SUPPLIED DATA:

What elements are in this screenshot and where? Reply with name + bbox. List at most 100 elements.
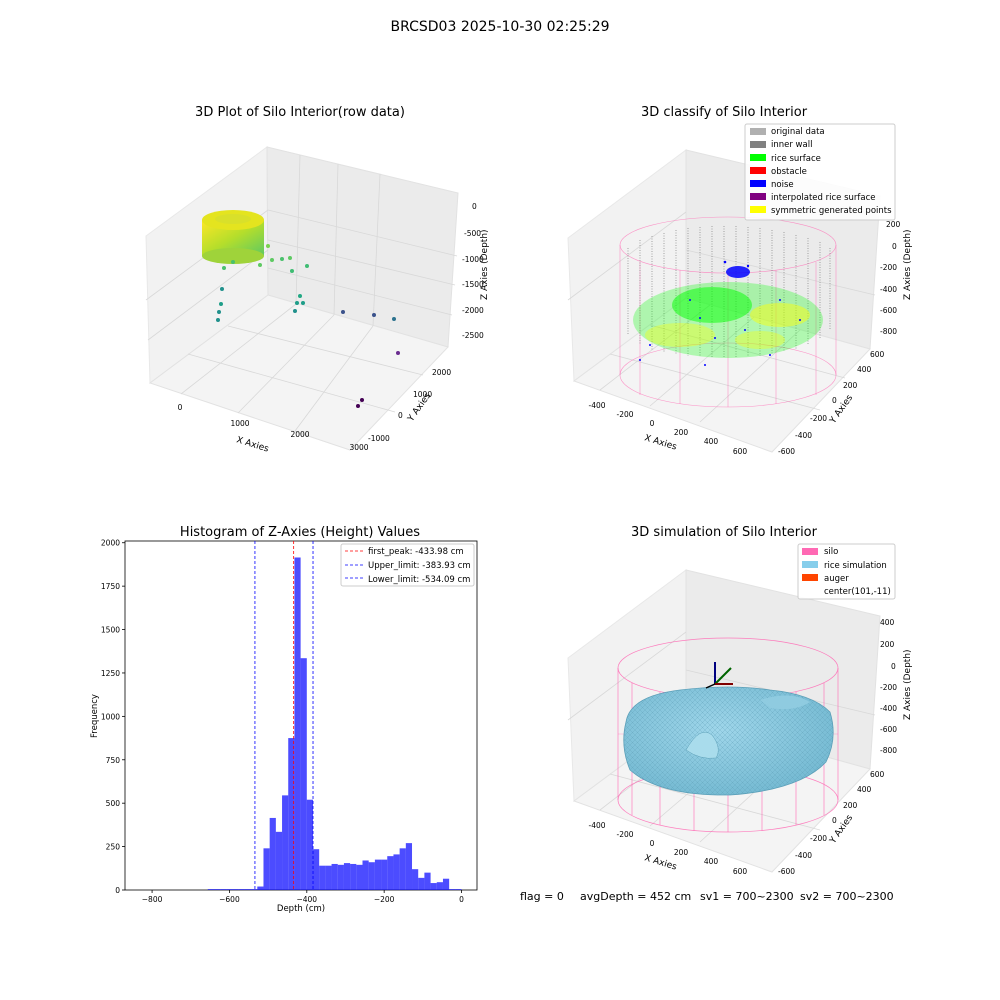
cls-x-ticks: -400 -200 0 200 400 600 <box>588 401 747 456</box>
cls-y-ticks: -600 -400 -200 0 200 400 600 <box>778 350 885 456</box>
cls-z-tick: 200 <box>886 220 901 229</box>
cls-legend-swatch-wall <box>750 141 766 148</box>
sim-z-tick: -800 <box>880 746 897 755</box>
hist-bar <box>319 865 326 890</box>
hist-bar <box>232 889 239 890</box>
sim-y-tick: 200 <box>843 801 858 810</box>
cls-z-ticks: 200 0 -200 -400 -600 -800 <box>880 220 901 336</box>
raw-x-tick: 2000 <box>290 430 309 439</box>
sim-y-tick: 400 <box>857 785 872 794</box>
hist-x-tick: 0 <box>459 895 464 904</box>
cls-legend-swatch-interp <box>750 193 766 200</box>
sim-z-tick: -400 <box>880 704 897 713</box>
sim-x-ticks: -400 -200 0 200 400 600 <box>588 821 747 876</box>
cls-z-tick: -200 <box>880 263 897 272</box>
hist-bar <box>387 856 394 890</box>
hist-bar <box>306 799 313 890</box>
status-footer: flag = 0 avgDepth = 452 cm sv1 = 700~230… <box>520 890 894 903</box>
hist-bar <box>288 738 295 890</box>
cls-y-tick: 0 <box>832 396 837 405</box>
sim-y-ticks: -600 -400 -200 0 200 400 600 <box>778 770 885 876</box>
raw-y-tick: 0 <box>398 411 403 420</box>
panel-simulation-3d: 3D simulation of Silo Interior <box>567 525 913 876</box>
hist-legend-upper: Upper_limit: -383.93 cm <box>368 561 471 571</box>
hist-bar <box>430 883 437 890</box>
sim-legend-swatch-silo <box>802 548 818 555</box>
status-sv1: sv1 = 700~2300 <box>700 890 794 903</box>
cls-x-tick: 0 <box>650 419 655 428</box>
cls-legend-original: original data <box>771 127 825 137</box>
hist-bar <box>449 889 456 890</box>
hist-bar <box>455 889 462 890</box>
hist-bar <box>442 878 450 890</box>
hist-bar <box>238 889 245 890</box>
hist-bar <box>337 864 344 890</box>
sim-auger <box>705 662 733 689</box>
hist-y-tick: 750 <box>106 756 121 765</box>
cls-x-tick: 200 <box>674 428 689 437</box>
hist-y-label: Frequency <box>90 694 100 738</box>
raw-x-ticks: 0 1000 2000 3000 <box>178 403 369 452</box>
raw-y-tick: -1000 <box>368 434 390 443</box>
raw-outlier-points <box>216 244 400 408</box>
hist-bar <box>226 889 233 890</box>
cls-legend-swatch-obstacle <box>750 167 766 174</box>
sim-y-tick: 0 <box>832 816 837 825</box>
sim-x-tick: 400 <box>704 857 719 866</box>
hist-y-tick: 250 <box>106 843 121 852</box>
hist-bar <box>244 889 252 890</box>
cls-z-tick: -400 <box>880 285 897 294</box>
hist-bar <box>343 863 351 890</box>
hist-bar <box>399 848 406 890</box>
sim-y-tick: -200 <box>810 834 827 843</box>
hist-bar <box>220 889 227 890</box>
hist-bar <box>312 849 320 890</box>
raw-z-tick: -1500 <box>462 280 484 289</box>
raw-rice-points <box>202 210 264 264</box>
sim-z-ticks: 400 200 0 -200 -400 -600 -800 <box>880 618 897 755</box>
hist-bar <box>424 872 431 890</box>
hist-x-tick: −600 <box>219 895 240 904</box>
sim-x-tick: 200 <box>674 848 689 857</box>
hist-bar <box>350 863 357 890</box>
cls-x-tick: 600 <box>733 447 748 456</box>
hist-bar <box>405 843 413 890</box>
sim-legend-swatch-auger <box>802 574 818 581</box>
cls-y-tick: 400 <box>857 365 872 374</box>
hist-bar <box>368 862 375 890</box>
raw-floor-pane <box>148 294 449 451</box>
hist-bar <box>393 854 400 890</box>
sim-x-tick: -400 <box>588 821 605 830</box>
hist-y-tick: 1750 <box>101 582 120 591</box>
sim-title: 3D simulation of Silo Interior <box>631 525 818 540</box>
sim-legend-silo: silo <box>824 547 838 557</box>
raw-y-ticks: -1000 0 1000 2000 <box>368 368 451 443</box>
hist-bar <box>436 882 443 890</box>
hist-y-tick: 2000 <box>101 539 120 548</box>
cls-legend-obstacle: obstacle <box>771 167 807 177</box>
cls-y-tick: 600 <box>870 350 885 359</box>
status-flag: flag = 0 <box>520 890 564 903</box>
hist-x-tick: −800 <box>142 895 163 904</box>
hist-legend-peak: first_peak: -433.98 cm <box>368 547 464 557</box>
hist-bar <box>356 864 363 890</box>
cls-y-tick: -400 <box>795 431 812 440</box>
sim-legend-center: center(101,-11) <box>824 587 891 597</box>
hist-bar <box>207 889 214 890</box>
cls-x-tick: -400 <box>588 401 605 410</box>
cls-legend-swatch-sym <box>750 206 766 213</box>
raw-z-tick: 0 <box>472 202 477 211</box>
sim-y-tick: -400 <box>795 851 812 860</box>
cls-z-label: Z Axies (Depth) <box>903 229 913 300</box>
cls-legend: original data inner wall rice surface ob… <box>744 123 896 221</box>
figure-suptitle: BRCSD03 2025-10-30 02:25:29 <box>390 19 609 35</box>
cls-grid <box>567 211 876 423</box>
cls-legend-swatch-noise <box>750 180 766 187</box>
sim-legend: silo rice simulation auger center(101,-1… <box>797 543 896 600</box>
cls-rice-surface <box>633 282 823 358</box>
hist-bar <box>300 658 307 890</box>
sim-z-tick: 0 <box>891 662 896 671</box>
sim-x-tick: -200 <box>616 830 633 839</box>
cls-floor-pane <box>572 297 871 453</box>
hist-bar <box>251 889 258 890</box>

TASK GOAL: Pick out each line of the data above that contains the string "floor".

COMPLETED TASK:
raw-floor-pane <box>148 294 449 451</box>
cls-floor-pane <box>572 297 871 453</box>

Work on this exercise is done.